### PROBLEM TO SOLVE
Copy out all the data, word for word.
=======
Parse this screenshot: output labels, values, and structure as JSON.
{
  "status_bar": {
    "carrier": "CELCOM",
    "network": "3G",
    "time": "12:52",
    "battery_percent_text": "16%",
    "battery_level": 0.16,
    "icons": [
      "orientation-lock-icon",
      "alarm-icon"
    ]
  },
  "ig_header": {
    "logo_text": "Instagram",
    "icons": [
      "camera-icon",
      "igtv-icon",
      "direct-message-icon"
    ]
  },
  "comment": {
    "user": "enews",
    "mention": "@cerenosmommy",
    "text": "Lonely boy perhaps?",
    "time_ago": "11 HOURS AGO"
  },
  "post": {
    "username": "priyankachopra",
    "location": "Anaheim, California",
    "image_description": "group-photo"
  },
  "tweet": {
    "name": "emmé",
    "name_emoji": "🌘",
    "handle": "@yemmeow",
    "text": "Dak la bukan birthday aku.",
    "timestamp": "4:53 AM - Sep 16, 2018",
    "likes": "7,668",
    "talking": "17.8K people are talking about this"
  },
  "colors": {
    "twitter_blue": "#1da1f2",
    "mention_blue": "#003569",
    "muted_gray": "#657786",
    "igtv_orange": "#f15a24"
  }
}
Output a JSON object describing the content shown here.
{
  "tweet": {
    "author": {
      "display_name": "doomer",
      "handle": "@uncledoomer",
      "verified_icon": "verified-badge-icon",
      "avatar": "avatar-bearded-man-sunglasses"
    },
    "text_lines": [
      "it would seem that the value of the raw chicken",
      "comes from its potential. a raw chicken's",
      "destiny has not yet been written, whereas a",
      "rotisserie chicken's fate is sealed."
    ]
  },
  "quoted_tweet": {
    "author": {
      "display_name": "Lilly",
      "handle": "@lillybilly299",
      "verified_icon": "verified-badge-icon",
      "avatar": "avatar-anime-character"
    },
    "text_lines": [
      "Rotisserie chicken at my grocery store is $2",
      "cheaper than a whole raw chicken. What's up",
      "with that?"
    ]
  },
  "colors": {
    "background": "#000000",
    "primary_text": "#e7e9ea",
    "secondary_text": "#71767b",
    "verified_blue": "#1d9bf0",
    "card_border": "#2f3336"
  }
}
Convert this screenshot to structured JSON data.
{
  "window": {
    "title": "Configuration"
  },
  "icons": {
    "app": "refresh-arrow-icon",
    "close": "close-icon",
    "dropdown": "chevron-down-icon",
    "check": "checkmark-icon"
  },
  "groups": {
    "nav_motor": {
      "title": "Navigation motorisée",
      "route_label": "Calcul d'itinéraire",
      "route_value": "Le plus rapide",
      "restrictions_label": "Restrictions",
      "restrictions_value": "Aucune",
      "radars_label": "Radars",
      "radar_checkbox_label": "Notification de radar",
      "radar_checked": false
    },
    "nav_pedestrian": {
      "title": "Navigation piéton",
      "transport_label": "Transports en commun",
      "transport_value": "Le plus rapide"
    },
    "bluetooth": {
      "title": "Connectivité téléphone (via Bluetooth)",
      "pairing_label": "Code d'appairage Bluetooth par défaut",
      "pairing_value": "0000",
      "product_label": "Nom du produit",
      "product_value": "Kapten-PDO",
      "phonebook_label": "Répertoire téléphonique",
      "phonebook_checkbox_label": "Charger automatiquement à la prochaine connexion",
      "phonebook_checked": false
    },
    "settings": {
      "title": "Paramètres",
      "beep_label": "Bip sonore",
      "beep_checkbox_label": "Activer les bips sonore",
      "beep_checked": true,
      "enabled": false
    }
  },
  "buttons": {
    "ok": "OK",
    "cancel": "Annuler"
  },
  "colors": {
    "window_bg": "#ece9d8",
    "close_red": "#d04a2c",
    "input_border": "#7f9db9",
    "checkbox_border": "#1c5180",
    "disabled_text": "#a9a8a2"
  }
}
=======
### RESPONSE
Parse this screenshot: output labels, values, and structure as JSON.
{
  "status_bar": {
    "carrier": "CELCOM",
    "network": "3G",
    "time": "12:52",
    "battery_percent_text": "16%",
    "battery_level": 0.16,
    "icons": [
      "orientation-lock-icon",
      "alarm-icon"
    ]
  },
  "ig_header": {
    "logo_text": "Instagram",
    "icons": [
      "camera-icon",
      "igtv-icon",
      "direct-message-icon"
    ]
  },
  "comment": {
    "user": "enews",
    "mention": "@cerenosmommy",
    "text": "Lonely boy perhaps?",
    "time_ago": "11 HOURS AGO"
  },
  "post": {
    "username": "priyankachopra",
    "location": "Anaheim, California",
    "image_description": "group-photo"
  },
  "tweet": {
    "name": "emmé",
    "name_emoji": "🌘",
    "handle": "@yemmeow",
    "text": "Dak la bukan birthday aku.",
    "timestamp": "4:53 AM - Sep 16, 2018",
    "likes": "7,668",
    "talking": "17.8K people are talking about this"
  },
  "colors": {
    "twitter_blue": "#1da1f2",
    "mention_blue": "#003569",
    "muted_gray": "#657786",
    "igtv_orange": "#f15a24"
  }
}
Output a JSON object describing the content shown here.
{
  "tweet": {
    "author": {
      "display_name": "doomer",
      "handle": "@uncledoomer",
      "verified_icon": "verified-badge-icon",
      "avatar": "avatar-bearded-man-sunglasses"
    },
    "text_lines": [
      "it would seem that the value of the raw chicken",
      "comes from its potential. a raw chicken's",
      "destiny has not yet been written, whereas a",
      "rotisserie chicken's fate is sealed."
    ]
  },
  "quoted_tweet": {
    "author": {
      "display_name": "Lilly",
      "handle": "@lillybilly299",
      "verified_icon": "verified-badge-icon",
      "avatar": "avatar-anime-character"
    },
    "text_lines": [
      "Rotisserie chicken at my grocery store is $2",
      "cheaper than a whole raw chicken. What's up",
      "with that?"
    ]
  },
  "colors": {
    "background": "#000000",
    "primary_text": "#e7e9ea",
    "secondary_text": "#71767b",
    "verified_blue": "#1d9bf0",
    "card_border": "#2f3336"
  }
}
Convert this screenshot to structured JSON data.
{
  "window": {
    "title": "Configuration"
  },
  "icons": {
    "app": "refresh-arrow-icon",
    "close": "close-icon",
    "dropdown": "chevron-down-icon",
    "check": "checkmark-icon"
  },
  "groups": {
    "nav_motor": {
      "title": "Navigation motorisée",
      "route_label": "Calcul d'itinéraire",
      "route_value": "Le plus rapide",
      "restrictions_label": "Restrictions",
      "restrictions_value": "Aucune",
      "radars_label": "Radars",
      "radar_checkbox_label": "Notification de radar",
      "radar_checked": false
    },
    "nav_pedestrian": {
      "title": "Navigation piéton",
      "transport_label": "Transports en commun",
      "transport_value": "Le plus rapide"
    },
    "bluetooth": {
      "title": "Connectivité téléphone (via Bluetooth)",
      "pairing_label": "Code d'appairage Bluetooth par défaut",
      "pairing_value": "0000",
      "product_label": "Nom du produit",
      "product_value": "Kapten-PDO",
      "phonebook_label": "Répertoire téléphonique",
      "phonebook_checkbox_label": "Charger automatiquement à la prochaine connexion",
      "phonebook_checked": false
    },
    "settings": {
      "title": "Paramètres",
      "beep_label": "Bip sonore",
      "beep_checkbox_label": "Activer les bips sonore",
      "beep_checked": true,
      "enabled": false
    }
  },
  "buttons": {
    "ok": "OK",
    "cancel": "Annuler"
  },
  "colors": {
    "window_bg": "#ece9d8",
    "close_red": "#d04a2c",
    "input_border": "#7f9db9",
    "checkbox_border": "#1c5180",
    "disabled_text": "#a9a8a2"
  }
}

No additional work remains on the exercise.